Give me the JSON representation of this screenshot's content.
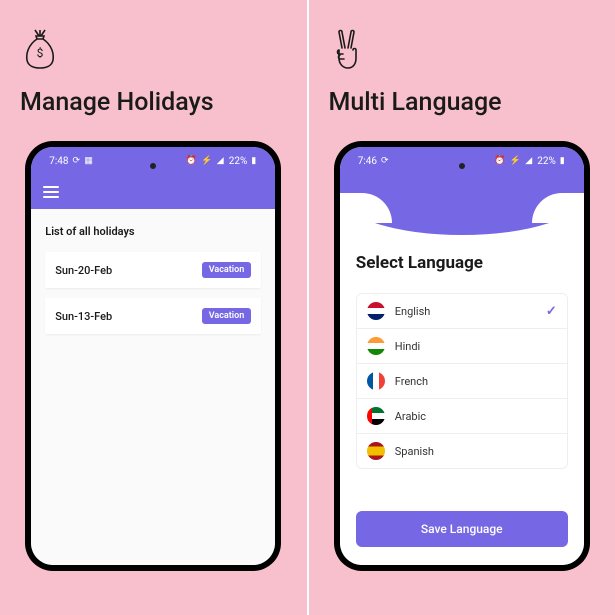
{
  "left": {
    "title": "Manage Holidays",
    "status_time": "7:48",
    "status_right": "22%",
    "list_heading": "List of all holidays",
    "holidays": [
      {
        "date": "Sun-20-Feb",
        "badge": "Vacation"
      },
      {
        "date": "Sun-13-Feb",
        "badge": "Vacation"
      }
    ]
  },
  "right": {
    "title": "Multi Language",
    "status_time": "7:46",
    "status_right": "22%",
    "heading": "Select Language",
    "languages": [
      {
        "name": "English",
        "selected": true
      },
      {
        "name": "Hindi",
        "selected": false
      },
      {
        "name": "French",
        "selected": false
      },
      {
        "name": "Arabic",
        "selected": false
      },
      {
        "name": "Spanish",
        "selected": false
      }
    ],
    "save_label": "Save Language"
  }
}
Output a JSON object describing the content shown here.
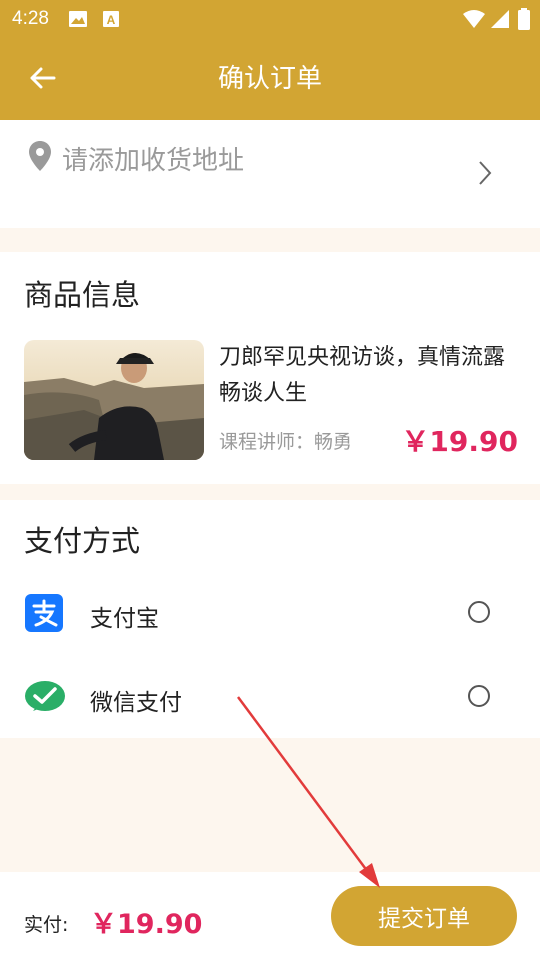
{
  "status_bar": {
    "time": "4:28",
    "icons": [
      "image-icon",
      "a-box-icon",
      "wifi-icon",
      "signal-icon",
      "battery-icon"
    ]
  },
  "header": {
    "title": "确认订单",
    "back_icon": "arrow-left-icon"
  },
  "address": {
    "placeholder": "请添加收货地址",
    "icon": "location-pin-icon"
  },
  "goods": {
    "section_title": "商品信息",
    "product": {
      "title": "刀郎罕见央视访谈，真情流露畅谈人生",
      "teacher": "课程讲师：畅勇",
      "price": "￥19.90"
    }
  },
  "payment": {
    "section_title": "支付方式",
    "options": [
      {
        "label": "支付宝",
        "icon": "alipay-icon",
        "color": "#1677ff",
        "selected": false
      },
      {
        "label": "微信支付",
        "icon": "wechat-pay-icon",
        "color": "#2aae67",
        "selected": false
      }
    ]
  },
  "footer": {
    "total_label": "实付:",
    "total_value": "￥19.90",
    "submit_label": "提交订单"
  },
  "colors": {
    "brand": "#d2a533",
    "price": "#e0265e",
    "annotation_arrow": "#e23b3b"
  }
}
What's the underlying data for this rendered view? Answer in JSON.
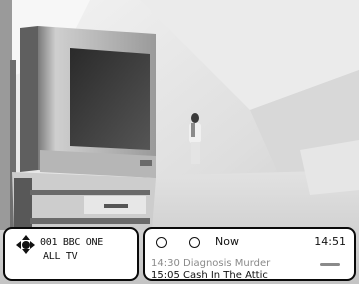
{
  "channel": {
    "name": "001 BBC ONE",
    "group": "ALL TV"
  },
  "programme_info": {
    "now_label": "Now",
    "clock": "14:51",
    "current": "14:30 Diagnosis Murder",
    "next": "15:05 Cash In The Attic"
  },
  "colors": {
    "panel_bg": "#ffffff",
    "panel_border": "#0a0a0a",
    "text": "#111111",
    "muted_text": "#8a8a8a"
  }
}
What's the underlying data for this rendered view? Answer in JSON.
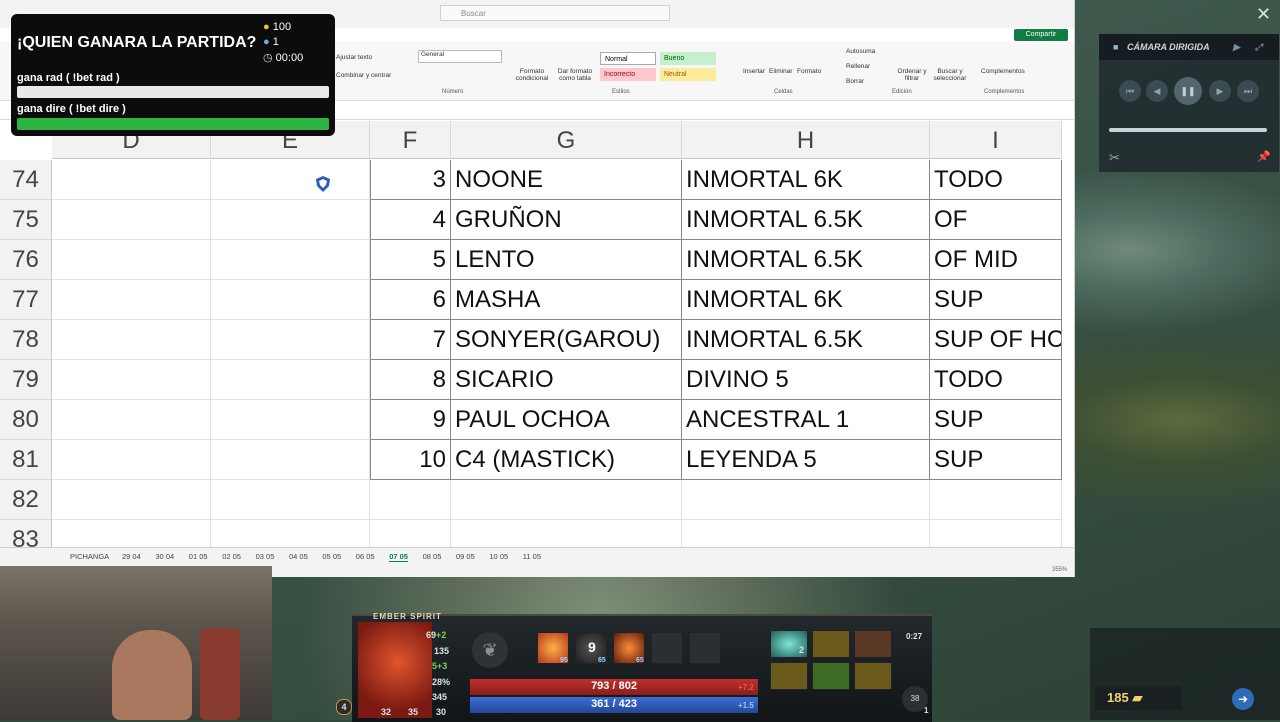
{
  "excel": {
    "search_placeholder": "Buscar",
    "share_label": "Compartir",
    "ribbon": {
      "wrap_text": "Ajustar texto",
      "merge_center": "Combinar y centrar",
      "number_format": "General",
      "group_number": "Número",
      "conditional_format": "Formato condicional",
      "format_table": "Dar formato como tabla",
      "styles": [
        "Normal",
        "Bueno",
        "Incorrecto",
        "Neutral"
      ],
      "group_styles": "Estilos",
      "insert": "Insertar",
      "delete": "Eliminar",
      "format": "Formato",
      "group_cells": "Celdas",
      "autosum": "Autosuma",
      "fill": "Rellenar",
      "clear": "Borrar",
      "sort_filter": "Ordenar y filtrar",
      "find_select": "Buscar y seleccionar",
      "group_editing": "Edición",
      "addins": "Complementos",
      "group_addins": "Complementos"
    },
    "columns": [
      "D",
      "E",
      "F",
      "G",
      "H",
      "I"
    ],
    "rows": [
      {
        "row": "74",
        "f": "3",
        "g": "NOONE",
        "h": "INMORTAL 6K",
        "i": "TODO"
      },
      {
        "row": "75",
        "f": "4",
        "g": "GRUÑON",
        "h": "INMORTAL 6.5K",
        "i": "OF"
      },
      {
        "row": "76",
        "f": "5",
        "g": "LENTO",
        "h": "INMORTAL 6.5K",
        "i": "OF  MID"
      },
      {
        "row": "77",
        "f": "6",
        "g": "MASHA",
        "h": "INMORTAL 6K",
        "i": "SUP"
      },
      {
        "row": "78",
        "f": "7",
        "g": "SONYER(GAROU)",
        "h": "INMORTAL 6.5K",
        "i": "SUP OF HC"
      },
      {
        "row": "79",
        "f": "8",
        "g": "SICARIO",
        "h": "DIVINO 5",
        "i": "TODO"
      },
      {
        "row": "80",
        "f": "9",
        "g": "PAUL OCHOA",
        "h": "ANCESTRAL 1",
        "i": "SUP"
      },
      {
        "row": "81",
        "f": "10",
        "g": "C4 (MASTICK)",
        "h": "LEYENDA 5",
        "i": "SUP"
      },
      {
        "row": "82",
        "f": "",
        "g": "",
        "h": "",
        "i": ""
      },
      {
        "row": "83",
        "f": "",
        "g": "",
        "h": "",
        "i": ""
      }
    ],
    "sheet_tabs": [
      "PICHANGA",
      "29 04",
      "30 04",
      "01 05",
      "02 05",
      "03 05",
      "04 05",
      "05 05",
      "06 05",
      "07 05",
      "08 05",
      "09 05",
      "10 05",
      "11 05"
    ],
    "active_tab": "07 05",
    "zoom": "355%"
  },
  "bet_overlay": {
    "title": "¡QUIEN GANARA LA PARTIDA?",
    "coins": "100",
    "users": "1",
    "timer": "00:00",
    "option_rad": "gana rad ( !bet rad )",
    "option_dire": "gana dire ( !bet dire )",
    "colors": {
      "dire_bar": "#2cb342",
      "rad_bar": "#e9e9e9"
    }
  },
  "camera_panel": {
    "title": "CÁMARA DIRIGIDA"
  },
  "hud": {
    "hero_name": "EMBER SPIRIT",
    "level": "4",
    "hp": "793 / 802",
    "mana": "361 / 423",
    "hp_regen": "+7.2",
    "mana_regen": "+1.5",
    "gold": "185",
    "game_time": "0:27",
    "stats": {
      "damage": "69",
      "damage_bonus": "+2",
      "armor": "135",
      "speed": "5",
      "speed_bonus": "+3",
      "magic_res": "28%",
      "move_speed": "345",
      "attack_range": "30"
    },
    "attributes": {
      "str": "32",
      "agi": "35",
      "int": "30"
    },
    "ability_levels": [
      "95",
      "65",
      "65"
    ],
    "ability_charge": "9",
    "item_charges": "2",
    "courier_count": "38",
    "courier_sub": "1"
  }
}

○ ○ ○

From the entries above, output every line exactly and omit any image.

• The completed task
Give me the JSON representation of this screenshot's content.
{
  "left": {
    "title": "Manage Holidays",
    "status_time": "7:48",
    "status_right": "22%",
    "list_heading": "List of all holidays",
    "holidays": [
      {
        "date": "Sun-20-Feb",
        "badge": "Vacation"
      },
      {
        "date": "Sun-13-Feb",
        "badge": "Vacation"
      }
    ]
  },
  "right": {
    "title": "Multi Language",
    "status_time": "7:46",
    "status_right": "22%",
    "heading": "Select Language",
    "languages": [
      {
        "name": "English",
        "selected": true
      },
      {
        "name": "Hindi",
        "selected": false
      },
      {
        "name": "French",
        "selected": false
      },
      {
        "name": "Arabic",
        "selected": false
      },
      {
        "name": "Spanish",
        "selected": false
      }
    ],
    "save_label": "Save Language"
  }
}
Output a JSON object describing the content shown here.
{
  "status_bar": {
    "time": "4:28",
    "icons": [
      "image-icon",
      "a-box-icon",
      "wifi-icon",
      "signal-icon",
      "battery-icon"
    ]
  },
  "header": {
    "title": "确认订单",
    "back_icon": "arrow-left-icon"
  },
  "address": {
    "placeholder": "请添加收货地址",
    "icon": "location-pin-icon"
  },
  "goods": {
    "section_title": "商品信息",
    "product": {
      "title": "刀郎罕见央视访谈，真情流露畅谈人生",
      "teacher": "课程讲师：畅勇",
      "price": "￥19.90"
    }
  },
  "payment": {
    "section_title": "支付方式",
    "options": [
      {
        "label": "支付宝",
        "icon": "alipay-icon",
        "color": "#1677ff",
        "selected": false
      },
      {
        "label": "微信支付",
        "icon": "wechat-pay-icon",
        "color": "#2aae67",
        "selected": false
      }
    ]
  },
  "footer": {
    "total_label": "实付:",
    "total_value": "￥19.90",
    "submit_label": "提交订单"
  },
  "colors": {
    "brand": "#d2a533",
    "price": "#e0265e",
    "annotation_arrow": "#e23b3b"
  }
}
What's the underlying data for this rendered view? Answer in JSON.
{
  "channel": {
    "name": "001 BBC ONE",
    "group": "ALL TV"
  },
  "programme_info": {
    "now_label": "Now",
    "clock": "14:51",
    "current": "14:30 Diagnosis Murder",
    "next": "15:05 Cash In The Attic"
  },
  "colors": {
    "panel_bg": "#ffffff",
    "panel_border": "#0a0a0a",
    "text": "#111111",
    "muted_text": "#8a8a8a"
  }
}
What's the underlying data for this rendered view? Answer in JSON.
{
  "excel": {
    "search_placeholder": "Buscar",
    "share_label": "Compartir",
    "ribbon": {
      "wrap_text": "Ajustar texto",
      "merge_center": "Combinar y centrar",
      "number_format": "General",
      "group_number": "Número",
      "conditional_format": "Formato condicional",
      "format_table": "Dar formato como tabla",
      "styles": [
        "Normal",
        "Bueno",
        "Incorrecto",
        "Neutral"
      ],
      "group_styles": "Estilos",
      "insert": "Insertar",
      "delete": "Eliminar",
      "format": "Formato",
      "group_cells": "Celdas",
      "autosum": "Autosuma",
      "fill": "Rellenar",
      "clear": "Borrar",
      "sort_filter": "Ordenar y filtrar",
      "find_select": "Buscar y seleccionar",
      "group_editing": "Edición",
      "addins": "Complementos",
      "group_addins": "Complementos"
    },
    "columns": [
      "D",
      "E",
      "F",
      "G",
      "H",
      "I"
    ],
    "rows": [
      {
        "row": "74",
        "f": "3",
        "g": "NOONE",
        "h": "INMORTAL 6K",
        "i": "TODO"
      },
      {
        "row": "75",
        "f": "4",
        "g": "GRUÑON",
        "h": "INMORTAL 6.5K",
        "i": "OF"
      },
      {
        "row": "76",
        "f": "5",
        "g": "LENTO",
        "h": "INMORTAL 6.5K",
        "i": "OF  MID"
      },
      {
        "row": "77",
        "f": "6",
        "g": "MASHA",
        "h": "INMORTAL 6K",
        "i": "SUP"
      },
      {
        "row": "78",
        "f": "7",
        "g": "SONYER(GAROU)",
        "h": "INMORTAL 6.5K",
        "i": "SUP OF HC"
      },
      {
        "row": "79",
        "f": "8",
        "g": "SICARIO",
        "h": "DIVINO 5",
        "i": "TODO"
      },
      {
        "row": "80",
        "f": "9",
        "g": "PAUL OCHOA",
        "h": "ANCESTRAL 1",
        "i": "SUP"
      },
      {
        "row": "81",
        "f": "10",
        "g": "C4 (MASTICK)",
        "h": "LEYENDA 5",
        "i": "SUP"
      },
      {
        "row": "82",
        "f": "",
        "g": "",
        "h": "",
        "i": ""
      },
      {
        "row": "83",
        "f": "",
        "g": "",
        "h": "",
        "i": ""
      }
    ],
    "sheet_tabs": [
      "PICHANGA",
      "29 04",
      "30 04",
      "01 05",
      "02 05",
      "03 05",
      "04 05",
      "05 05",
      "06 05",
      "07 05",
      "08 05",
      "09 05",
      "10 05",
      "11 05"
    ],
    "active_tab": "07 05",
    "zoom": "355%"
  },
  "bet_overlay": {
    "title": "¡QUIEN GANARA LA PARTIDA?",
    "coins": "100",
    "users": "1",
    "timer": "00:00",
    "option_rad": "gana rad ( !bet rad )",
    "option_dire": "gana dire ( !bet dire )",
    "colors": {
      "dire_bar": "#2cb342",
      "rad_bar": "#e9e9e9"
    }
  },
  "camera_panel": {
    "title": "CÁMARA DIRIGIDA"
  },
  "hud": {
    "hero_name": "EMBER SPIRIT",
    "level": "4",
    "hp": "793 / 802",
    "mana": "361 / 423",
    "hp_regen": "+7.2",
    "mana_regen": "+1.5",
    "gold": "185",
    "game_time": "0:27",
    "stats": {
      "damage": "69",
      "damage_bonus": "+2",
      "armor": "135",
      "speed": "5",
      "speed_bonus": "+3",
      "magic_res": "28%",
      "move_speed": "345",
      "attack_range": "30"
    },
    "attributes": {
      "str": "32",
      "agi": "35",
      "int": "30"
    },
    "ability_levels": [
      "95",
      "65",
      "65"
    ],
    "ability_charge": "9",
    "item_charges": "2",
    "courier_count": "38",
    "courier_sub": "1"
  }
}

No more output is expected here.